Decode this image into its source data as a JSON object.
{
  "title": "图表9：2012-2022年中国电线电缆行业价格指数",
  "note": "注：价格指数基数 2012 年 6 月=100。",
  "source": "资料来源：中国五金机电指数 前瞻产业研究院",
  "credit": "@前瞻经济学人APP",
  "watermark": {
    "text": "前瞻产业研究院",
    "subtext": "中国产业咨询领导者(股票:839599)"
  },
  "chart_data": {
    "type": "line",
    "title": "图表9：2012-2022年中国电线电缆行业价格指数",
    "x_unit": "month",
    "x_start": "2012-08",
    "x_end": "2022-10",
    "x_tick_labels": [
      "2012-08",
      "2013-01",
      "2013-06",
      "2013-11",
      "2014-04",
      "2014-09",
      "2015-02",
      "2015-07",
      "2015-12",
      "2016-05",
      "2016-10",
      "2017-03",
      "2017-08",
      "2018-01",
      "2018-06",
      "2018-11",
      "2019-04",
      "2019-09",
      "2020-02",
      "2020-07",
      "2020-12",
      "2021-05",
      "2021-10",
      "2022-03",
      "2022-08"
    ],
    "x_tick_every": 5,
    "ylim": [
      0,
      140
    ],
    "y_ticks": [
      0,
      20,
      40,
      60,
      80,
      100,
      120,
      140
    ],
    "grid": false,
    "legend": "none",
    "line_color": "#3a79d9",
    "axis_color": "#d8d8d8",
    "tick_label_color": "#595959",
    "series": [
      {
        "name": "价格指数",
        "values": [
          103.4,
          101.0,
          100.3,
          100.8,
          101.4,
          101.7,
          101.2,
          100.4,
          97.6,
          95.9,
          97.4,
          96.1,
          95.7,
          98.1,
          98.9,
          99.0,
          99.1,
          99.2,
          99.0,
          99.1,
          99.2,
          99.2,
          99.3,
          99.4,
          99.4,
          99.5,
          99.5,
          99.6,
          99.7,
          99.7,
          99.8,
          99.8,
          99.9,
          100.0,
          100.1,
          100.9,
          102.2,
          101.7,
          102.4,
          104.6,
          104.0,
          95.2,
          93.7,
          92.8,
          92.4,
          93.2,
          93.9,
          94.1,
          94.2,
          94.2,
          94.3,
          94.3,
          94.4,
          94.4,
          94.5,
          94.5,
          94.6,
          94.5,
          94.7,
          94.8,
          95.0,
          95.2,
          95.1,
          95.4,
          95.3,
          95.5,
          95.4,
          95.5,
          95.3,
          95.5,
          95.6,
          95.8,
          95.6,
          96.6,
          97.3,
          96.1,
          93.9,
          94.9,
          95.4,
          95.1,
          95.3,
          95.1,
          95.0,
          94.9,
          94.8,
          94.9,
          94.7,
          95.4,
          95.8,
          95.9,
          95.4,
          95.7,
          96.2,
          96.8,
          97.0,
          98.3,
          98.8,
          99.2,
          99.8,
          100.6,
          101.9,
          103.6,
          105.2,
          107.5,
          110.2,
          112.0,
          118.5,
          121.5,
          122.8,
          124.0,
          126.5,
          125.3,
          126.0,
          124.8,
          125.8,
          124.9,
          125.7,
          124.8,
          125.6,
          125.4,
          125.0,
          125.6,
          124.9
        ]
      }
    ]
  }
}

┄┄┄┄┄┄┄┄┄┄┄┄┄┄┄┄┄┄┄┄

In full and verbatim, repeat the records given above.

Decode this image into its source data as a JSON object.
{
  "title": "图表9：2012-2022年中国电线电缆行业价格指数",
  "note": "注：价格指数基数 2012 年 6 月=100。",
  "source": "资料来源：中国五金机电指数 前瞻产业研究院",
  "credit": "@前瞻经济学人APP",
  "watermark": {
    "text": "前瞻产业研究院",
    "subtext": "中国产业咨询领导者(股票:839599)"
  },
  "chart_data": {
    "type": "line",
    "title": "图表9：2012-2022年中国电线电缆行业价格指数",
    "x_unit": "month",
    "x_start": "2012-08",
    "x_end": "2022-10",
    "x_tick_labels": [
      "2012-08",
      "2013-01",
      "2013-06",
      "2013-11",
      "2014-04",
      "2014-09",
      "2015-02",
      "2015-07",
      "2015-12",
      "2016-05",
      "2016-10",
      "2017-03",
      "2017-08",
      "2018-01",
      "2018-06",
      "2018-11",
      "2019-04",
      "2019-09",
      "2020-02",
      "2020-07",
      "2020-12",
      "2021-05",
      "2021-10",
      "2022-03",
      "2022-08"
    ],
    "x_tick_every": 5,
    "ylim": [
      0,
      140
    ],
    "y_ticks": [
      0,
      20,
      40,
      60,
      80,
      100,
      120,
      140
    ],
    "grid": false,
    "legend": "none",
    "line_color": "#3a79d9",
    "axis_color": "#d8d8d8",
    "tick_label_color": "#595959",
    "series": [
      {
        "name": "价格指数",
        "values": [
          103.4,
          101.0,
          100.3,
          100.8,
          101.4,
          101.7,
          101.2,
          100.4,
          97.6,
          95.9,
          97.4,
          96.1,
          95.7,
          98.1,
          98.9,
          99.0,
          99.1,
          99.2,
          99.0,
          99.1,
          99.2,
          99.2,
          99.3,
          99.4,
          99.4,
          99.5,
          99.5,
          99.6,
          99.7,
          99.7,
          99.8,
          99.8,
          99.9,
          100.0,
          100.1,
          100.9,
          102.2,
          101.7,
          102.4,
          104.6,
          104.0,
          95.2,
          93.7,
          92.8,
          92.4,
          93.2,
          93.9,
          94.1,
          94.2,
          94.2,
          94.3,
          94.3,
          94.4,
          94.4,
          94.5,
          94.5,
          94.6,
          94.5,
          94.7,
          94.8,
          95.0,
          95.2,
          95.1,
          95.4,
          95.3,
          95.5,
          95.4,
          95.5,
          95.3,
          95.5,
          95.6,
          95.8,
          95.6,
          96.6,
          97.3,
          96.1,
          93.9,
          94.9,
          95.4,
          95.1,
          95.3,
          95.1,
          95.0,
          94.9,
          94.8,
          94.9,
          94.7,
          95.4,
          95.8,
          95.9,
          95.4,
          95.7,
          96.2,
          96.8,
          97.0,
          98.3,
          98.8,
          99.2,
          99.8,
          100.6,
          101.9,
          103.6,
          105.2,
          107.5,
          110.2,
          112.0,
          118.5,
          121.5,
          122.8,
          124.0,
          126.5,
          125.3,
          126.0,
          124.8,
          125.8,
          124.9,
          125.7,
          124.8,
          125.6,
          125.4,
          125.0,
          125.6,
          124.9
        ]
      }
    ]
  }
}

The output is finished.